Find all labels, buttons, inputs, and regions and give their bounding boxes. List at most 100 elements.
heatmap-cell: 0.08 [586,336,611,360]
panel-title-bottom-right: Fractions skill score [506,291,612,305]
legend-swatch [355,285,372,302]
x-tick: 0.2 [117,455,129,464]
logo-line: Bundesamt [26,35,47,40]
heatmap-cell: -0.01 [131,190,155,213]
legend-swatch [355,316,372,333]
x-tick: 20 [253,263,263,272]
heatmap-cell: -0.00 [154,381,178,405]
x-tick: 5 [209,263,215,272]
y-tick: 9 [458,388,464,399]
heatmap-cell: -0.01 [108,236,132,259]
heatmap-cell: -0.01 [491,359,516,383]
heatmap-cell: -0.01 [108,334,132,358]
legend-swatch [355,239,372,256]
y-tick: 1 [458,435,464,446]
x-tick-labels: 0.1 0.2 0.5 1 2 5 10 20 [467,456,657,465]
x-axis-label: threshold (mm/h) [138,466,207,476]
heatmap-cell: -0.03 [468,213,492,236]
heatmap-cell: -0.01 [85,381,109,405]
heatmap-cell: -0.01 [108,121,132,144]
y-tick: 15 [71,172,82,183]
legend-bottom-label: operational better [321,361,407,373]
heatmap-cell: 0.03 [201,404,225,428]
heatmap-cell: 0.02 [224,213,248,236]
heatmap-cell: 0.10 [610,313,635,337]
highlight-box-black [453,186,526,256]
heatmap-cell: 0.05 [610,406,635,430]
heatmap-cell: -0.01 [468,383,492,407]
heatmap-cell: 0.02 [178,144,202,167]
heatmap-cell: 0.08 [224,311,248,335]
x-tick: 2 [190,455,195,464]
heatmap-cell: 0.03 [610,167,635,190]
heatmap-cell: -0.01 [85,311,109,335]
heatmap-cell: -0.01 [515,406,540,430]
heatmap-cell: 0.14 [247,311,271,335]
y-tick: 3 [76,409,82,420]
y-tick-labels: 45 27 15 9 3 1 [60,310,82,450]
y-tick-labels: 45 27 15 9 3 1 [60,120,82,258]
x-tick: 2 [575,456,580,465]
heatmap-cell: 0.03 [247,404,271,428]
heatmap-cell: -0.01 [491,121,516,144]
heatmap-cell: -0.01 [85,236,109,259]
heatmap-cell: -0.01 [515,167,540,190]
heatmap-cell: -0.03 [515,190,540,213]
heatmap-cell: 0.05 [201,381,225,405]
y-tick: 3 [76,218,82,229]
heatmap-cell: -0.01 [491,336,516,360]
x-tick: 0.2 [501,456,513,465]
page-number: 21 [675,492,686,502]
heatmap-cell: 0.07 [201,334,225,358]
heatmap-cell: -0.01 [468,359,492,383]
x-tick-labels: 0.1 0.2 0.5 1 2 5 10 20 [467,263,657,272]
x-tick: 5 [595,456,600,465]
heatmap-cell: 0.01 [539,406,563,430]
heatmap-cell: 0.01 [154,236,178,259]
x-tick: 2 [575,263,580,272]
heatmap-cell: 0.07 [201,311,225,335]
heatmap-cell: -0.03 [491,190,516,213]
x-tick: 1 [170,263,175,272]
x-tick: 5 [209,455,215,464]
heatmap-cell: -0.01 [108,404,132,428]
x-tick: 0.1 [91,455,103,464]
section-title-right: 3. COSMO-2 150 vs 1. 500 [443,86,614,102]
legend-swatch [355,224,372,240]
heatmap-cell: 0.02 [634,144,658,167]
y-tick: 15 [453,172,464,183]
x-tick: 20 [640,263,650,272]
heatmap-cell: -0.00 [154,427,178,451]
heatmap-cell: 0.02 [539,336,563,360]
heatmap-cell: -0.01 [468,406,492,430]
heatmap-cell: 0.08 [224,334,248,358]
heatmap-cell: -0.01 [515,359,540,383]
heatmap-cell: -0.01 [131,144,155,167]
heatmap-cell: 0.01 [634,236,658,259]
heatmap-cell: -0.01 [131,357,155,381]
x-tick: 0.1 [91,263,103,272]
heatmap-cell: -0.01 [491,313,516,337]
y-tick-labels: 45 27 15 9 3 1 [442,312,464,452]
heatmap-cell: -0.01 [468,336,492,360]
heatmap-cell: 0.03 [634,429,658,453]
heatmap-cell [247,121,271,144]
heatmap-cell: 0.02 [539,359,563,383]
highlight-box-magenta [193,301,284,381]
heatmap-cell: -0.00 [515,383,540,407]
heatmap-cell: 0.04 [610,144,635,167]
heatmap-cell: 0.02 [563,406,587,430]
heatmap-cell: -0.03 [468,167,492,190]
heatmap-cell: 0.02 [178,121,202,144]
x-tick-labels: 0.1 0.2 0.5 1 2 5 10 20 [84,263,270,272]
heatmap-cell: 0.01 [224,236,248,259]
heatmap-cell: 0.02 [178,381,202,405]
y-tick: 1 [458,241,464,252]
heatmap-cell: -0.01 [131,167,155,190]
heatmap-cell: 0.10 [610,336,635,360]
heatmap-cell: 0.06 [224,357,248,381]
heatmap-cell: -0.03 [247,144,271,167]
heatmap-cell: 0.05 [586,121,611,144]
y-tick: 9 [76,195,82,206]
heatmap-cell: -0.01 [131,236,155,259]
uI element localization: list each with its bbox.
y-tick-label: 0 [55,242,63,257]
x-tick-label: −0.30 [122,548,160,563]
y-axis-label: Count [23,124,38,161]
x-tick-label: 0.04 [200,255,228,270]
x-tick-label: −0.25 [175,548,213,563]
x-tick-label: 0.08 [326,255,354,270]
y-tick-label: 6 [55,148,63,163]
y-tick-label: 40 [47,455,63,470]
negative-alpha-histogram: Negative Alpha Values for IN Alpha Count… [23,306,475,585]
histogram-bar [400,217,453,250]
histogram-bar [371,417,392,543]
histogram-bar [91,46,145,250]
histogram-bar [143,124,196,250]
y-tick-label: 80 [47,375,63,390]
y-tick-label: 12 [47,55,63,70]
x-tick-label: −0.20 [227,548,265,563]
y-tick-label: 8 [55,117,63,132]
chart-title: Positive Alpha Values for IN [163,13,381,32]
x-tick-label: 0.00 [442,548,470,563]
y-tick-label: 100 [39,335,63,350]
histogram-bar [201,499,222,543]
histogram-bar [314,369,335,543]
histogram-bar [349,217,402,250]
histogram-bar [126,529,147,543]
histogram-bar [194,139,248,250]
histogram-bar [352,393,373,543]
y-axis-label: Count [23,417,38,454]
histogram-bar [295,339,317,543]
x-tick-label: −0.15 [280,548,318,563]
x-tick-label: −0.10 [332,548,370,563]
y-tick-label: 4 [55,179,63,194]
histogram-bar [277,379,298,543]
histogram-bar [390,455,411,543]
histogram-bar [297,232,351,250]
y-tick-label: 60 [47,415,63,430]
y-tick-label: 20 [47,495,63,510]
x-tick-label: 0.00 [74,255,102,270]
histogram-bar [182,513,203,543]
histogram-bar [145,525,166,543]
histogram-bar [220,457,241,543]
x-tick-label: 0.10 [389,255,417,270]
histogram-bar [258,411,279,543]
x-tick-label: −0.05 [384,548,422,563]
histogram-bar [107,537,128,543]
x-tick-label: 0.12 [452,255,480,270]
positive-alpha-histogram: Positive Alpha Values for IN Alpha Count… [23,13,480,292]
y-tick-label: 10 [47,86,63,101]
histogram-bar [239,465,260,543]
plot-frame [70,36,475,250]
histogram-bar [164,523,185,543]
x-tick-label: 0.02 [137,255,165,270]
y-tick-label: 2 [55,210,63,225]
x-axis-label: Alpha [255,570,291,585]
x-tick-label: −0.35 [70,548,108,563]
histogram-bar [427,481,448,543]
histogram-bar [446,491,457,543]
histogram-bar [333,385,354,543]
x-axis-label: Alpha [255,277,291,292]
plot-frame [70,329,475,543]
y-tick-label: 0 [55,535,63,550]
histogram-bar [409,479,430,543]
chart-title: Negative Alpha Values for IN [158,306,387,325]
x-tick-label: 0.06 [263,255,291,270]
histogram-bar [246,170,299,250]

_ _ _ _ _

과제 내용
항목의 처음부터 "heatmap-cell: -0.01 [515,167,540,190]"가 있는 줄까지, 양 끝을 포함해 다시 쓰되 "legend-swatch"를 "legend-marker"로 바꾸고 나머지는 그대로 두세요.

전체 결과
Find all labels, buttons, inputs, and regions and give their bounding boxes. List at most 100 elements.
heatmap-cell: 0.08 [586,336,611,360]
panel-title-bottom-right: Fractions skill score [506,291,612,305]
legend-marker [355,285,372,302]
x-tick: 0.2 [117,455,129,464]
logo-line: Bundesamt [26,35,47,40]
heatmap-cell: -0.01 [131,190,155,213]
legend-marker [355,316,372,333]
x-tick: 20 [253,263,263,272]
heatmap-cell: -0.00 [154,381,178,405]
x-tick: 5 [209,263,215,272]
y-tick: 9 [458,388,464,399]
heatmap-cell: -0.01 [108,236,132,259]
heatmap-cell: -0.01 [491,359,516,383]
heatmap-cell: -0.01 [108,334,132,358]
legend-marker [355,239,372,256]
y-tick: 1 [458,435,464,446]
x-tick-labels: 0.1 0.2 0.5 1 2 5 10 20 [467,456,657,465]
x-axis-label: threshold (mm/h) [138,466,207,476]
heatmap-cell: -0.03 [468,213,492,236]
heatmap-cell: -0.01 [85,381,109,405]
heatmap-cell: -0.01 [108,121,132,144]
y-tick: 15 [71,172,82,183]
legend-bottom-label: operational better [321,361,407,373]
heatmap-cell: 0.03 [201,404,225,428]
heatmap-cell: 0.02 [224,213,248,236]
heatmap-cell: 0.10 [610,313,635,337]
highlight-box-black [453,186,526,256]
heatmap-cell: 0.05 [610,406,635,430]
heatmap-cell: -0.01 [468,383,492,407]
heatmap-cell: 0.02 [178,144,202,167]
heatmap-cell: 0.08 [224,311,248,335]
x-tick: 2 [190,455,195,464]
heatmap-cell: 0.03 [610,167,635,190]
heatmap-cell: -0.01 [85,311,109,335]
heatmap-cell: -0.01 [515,406,540,430]
heatmap-cell: 0.14 [247,311,271,335]
y-tick: 3 [76,409,82,420]
y-tick-labels: 45 27 15 9 3 1 [60,310,82,450]
y-tick-labels: 45 27 15 9 3 1 [60,120,82,258]
x-tick: 2 [575,456,580,465]
heatmap-cell: 0.03 [247,404,271,428]
heatmap-cell: -0.01 [491,121,516,144]
heatmap-cell: -0.01 [85,236,109,259]
heatmap-cell: -0.01 [515,167,540,190]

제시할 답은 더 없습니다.